Dataset items
++++++++++

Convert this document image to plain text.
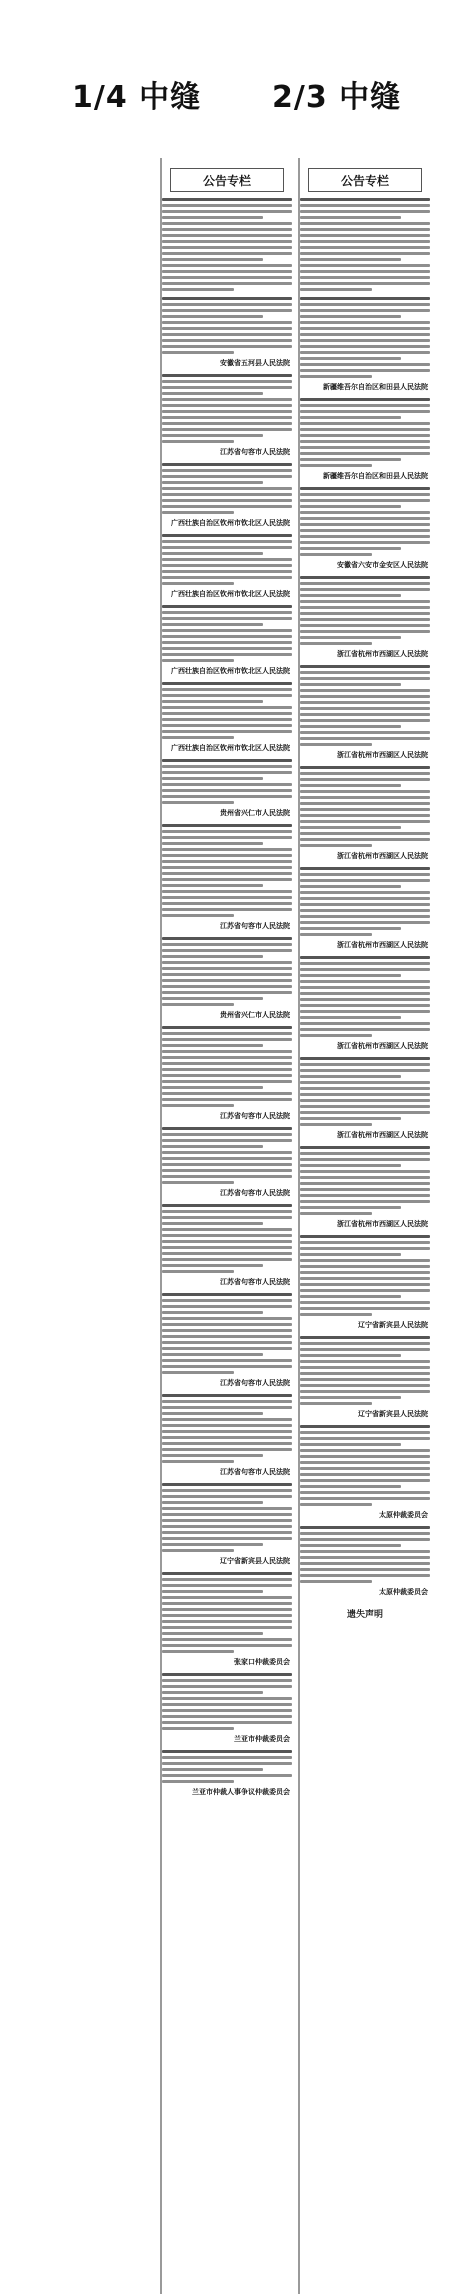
1/4 中缝 2/3 中缝
公告专栏
安徽省五河县人民法院
江苏省句容市人民法院
广西壮族自治区钦州市钦北区人民法院
广西壮族自治区钦州市钦北区人民法院
广西壮族自治区钦州市钦北区人民法院
广西壮族自治区钦州市钦北区人民法院
贵州省兴仁市人民法院
江苏省句容市人民法院
贵州省兴仁市人民法院
江苏省句容市人民法院
江苏省句容市人民法院
江苏省句容市人民法院
江苏省句容市人民法院
江苏省句容市人民法院
辽宁省新宾县人民法院
张家口仲裁委员会
兰亚市仲裁委员会
兰亚市仲裁人事争议仲裁委员会
公告专栏
新疆维吾尔自治区和田县人民法院
新疆维吾尔自治区和田县人民法院
安徽省六安市金安区人民法院
浙江省杭州市西湖区人民法院
浙江省杭州市西湖区人民法院
浙江省杭州市西湖区人民法院
浙江省杭州市西湖区人民法院
浙江省杭州市西湖区人民法院
浙江省杭州市西湖区人民法院
浙江省杭州市西湖区人民法院
辽宁省新宾县人民法院
辽宁省新宾县人民法院
太原仲裁委员会
太原仲裁委员会
遗失声明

++++++++++

Transcribe each entry above exactly, apart from the pictures.

Exercise response:
Convert this document image to plain text.
1/4 中缝 2/3 中缝
公告专栏
安徽省五河县人民法院
江苏省句容市人民法院
广西壮族自治区钦州市钦北区人民法院
广西壮族自治区钦州市钦北区人民法院
广西壮族自治区钦州市钦北区人民法院
广西壮族自治区钦州市钦北区人民法院
贵州省兴仁市人民法院
江苏省句容市人民法院
贵州省兴仁市人民法院
江苏省句容市人民法院
江苏省句容市人民法院
江苏省句容市人民法院
江苏省句容市人民法院
江苏省句容市人民法院
辽宁省新宾县人民法院
张家口仲裁委员会
兰亚市仲裁委员会
兰亚市仲裁人事争议仲裁委员会
公告专栏
新疆维吾尔自治区和田县人民法院
新疆维吾尔自治区和田县人民法院
安徽省六安市金安区人民法院
浙江省杭州市西湖区人民法院
浙江省杭州市西湖区人民法院
浙江省杭州市西湖区人民法院
浙江省杭州市西湖区人民法院
浙江省杭州市西湖区人民法院
浙江省杭州市西湖区人民法院
浙江省杭州市西湖区人民法院
辽宁省新宾县人民法院
辽宁省新宾县人民法院
太原仲裁委员会
太原仲裁委员会
遗失声明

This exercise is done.